▶ YOUR TASK: Below are some entries. Copy each line that holds the string "this".

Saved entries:
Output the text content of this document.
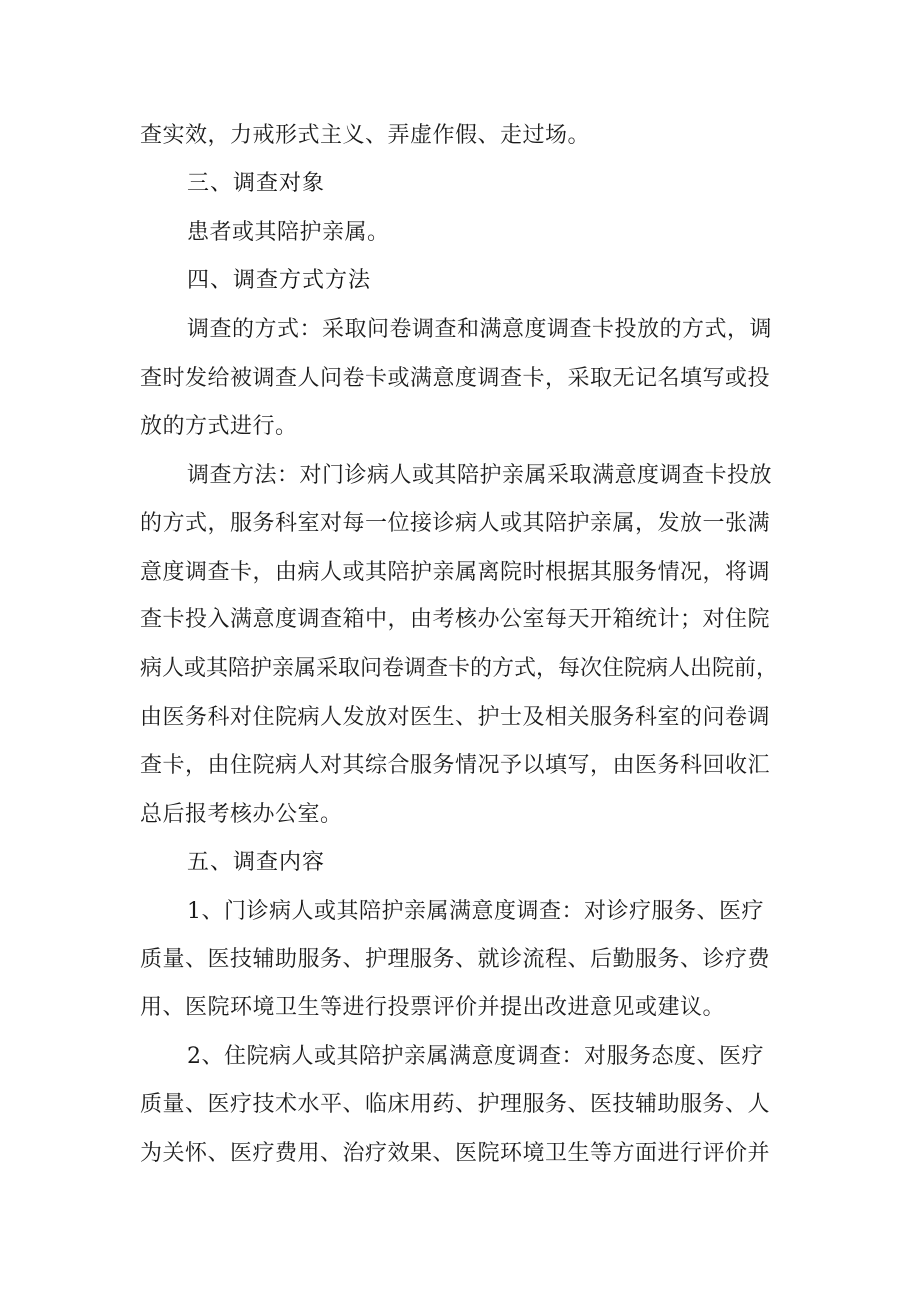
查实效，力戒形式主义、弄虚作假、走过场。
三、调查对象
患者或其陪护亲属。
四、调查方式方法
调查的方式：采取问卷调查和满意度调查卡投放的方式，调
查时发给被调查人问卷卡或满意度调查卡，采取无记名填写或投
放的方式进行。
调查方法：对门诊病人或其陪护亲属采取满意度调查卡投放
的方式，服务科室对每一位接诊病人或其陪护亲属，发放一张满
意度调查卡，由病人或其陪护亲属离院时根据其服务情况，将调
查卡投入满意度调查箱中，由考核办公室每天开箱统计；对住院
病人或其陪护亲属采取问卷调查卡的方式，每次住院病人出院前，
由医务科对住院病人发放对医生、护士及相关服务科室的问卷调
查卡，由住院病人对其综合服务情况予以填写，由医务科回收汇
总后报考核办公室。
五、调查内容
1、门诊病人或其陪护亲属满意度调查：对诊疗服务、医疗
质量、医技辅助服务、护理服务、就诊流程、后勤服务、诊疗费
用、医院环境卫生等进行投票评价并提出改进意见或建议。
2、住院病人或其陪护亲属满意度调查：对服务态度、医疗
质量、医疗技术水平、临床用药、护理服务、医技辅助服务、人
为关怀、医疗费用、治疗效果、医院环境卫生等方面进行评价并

--

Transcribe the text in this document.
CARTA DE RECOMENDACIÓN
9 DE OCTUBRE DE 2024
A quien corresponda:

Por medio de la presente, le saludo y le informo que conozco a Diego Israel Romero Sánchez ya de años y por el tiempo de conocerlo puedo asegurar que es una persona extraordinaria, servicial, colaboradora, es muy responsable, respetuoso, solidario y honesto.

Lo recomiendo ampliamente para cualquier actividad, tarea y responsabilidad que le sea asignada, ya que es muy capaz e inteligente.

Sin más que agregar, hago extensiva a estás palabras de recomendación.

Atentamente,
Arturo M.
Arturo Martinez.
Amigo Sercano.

▶ FINISHED TASK:
Output the text content of this document.
Transcribe the text in this document.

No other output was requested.